## TASK INPUT
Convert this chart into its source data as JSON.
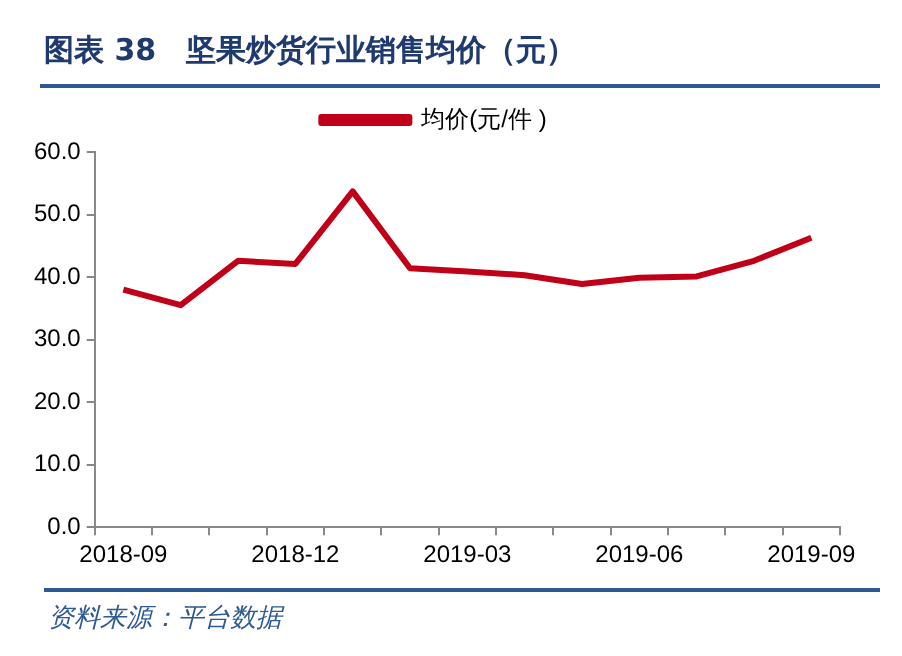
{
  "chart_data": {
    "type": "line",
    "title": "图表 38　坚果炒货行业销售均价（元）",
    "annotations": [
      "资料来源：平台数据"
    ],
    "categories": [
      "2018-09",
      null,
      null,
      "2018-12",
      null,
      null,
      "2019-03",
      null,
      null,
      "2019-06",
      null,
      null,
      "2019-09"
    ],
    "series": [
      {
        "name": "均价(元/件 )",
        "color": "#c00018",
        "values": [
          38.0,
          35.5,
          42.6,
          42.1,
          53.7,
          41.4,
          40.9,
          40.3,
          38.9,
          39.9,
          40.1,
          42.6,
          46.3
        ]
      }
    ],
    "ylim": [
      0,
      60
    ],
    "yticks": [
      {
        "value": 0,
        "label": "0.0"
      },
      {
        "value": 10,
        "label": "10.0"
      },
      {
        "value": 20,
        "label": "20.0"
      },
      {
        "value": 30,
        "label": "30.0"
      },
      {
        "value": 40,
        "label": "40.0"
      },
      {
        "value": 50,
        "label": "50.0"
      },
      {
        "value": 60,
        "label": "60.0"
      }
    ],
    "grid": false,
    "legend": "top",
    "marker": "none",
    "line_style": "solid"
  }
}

## DIRECTIONS
Print the complete listing exactly as it stands, without its pictures.

## EXERCISE ANSWER
Convert this chart into its source data as JSON.
{
  "chart_data": {
    "type": "line",
    "title": "图表 38　坚果炒货行业销售均价（元）",
    "annotations": [
      "资料来源：平台数据"
    ],
    "categories": [
      "2018-09",
      null,
      null,
      "2018-12",
      null,
      null,
      "2019-03",
      null,
      null,
      "2019-06",
      null,
      null,
      "2019-09"
    ],
    "series": [
      {
        "name": "均价(元/件 )",
        "color": "#c00018",
        "values": [
          38.0,
          35.5,
          42.6,
          42.1,
          53.7,
          41.4,
          40.9,
          40.3,
          38.9,
          39.9,
          40.1,
          42.6,
          46.3
        ]
      }
    ],
    "ylim": [
      0,
      60
    ],
    "yticks": [
      {
        "value": 0,
        "label": "0.0"
      },
      {
        "value": 10,
        "label": "10.0"
      },
      {
        "value": 20,
        "label": "20.0"
      },
      {
        "value": 30,
        "label": "30.0"
      },
      {
        "value": 40,
        "label": "40.0"
      },
      {
        "value": 50,
        "label": "50.0"
      },
      {
        "value": 60,
        "label": "60.0"
      }
    ],
    "grid": false,
    "legend": "top",
    "marker": "none",
    "line_style": "solid"
  }
}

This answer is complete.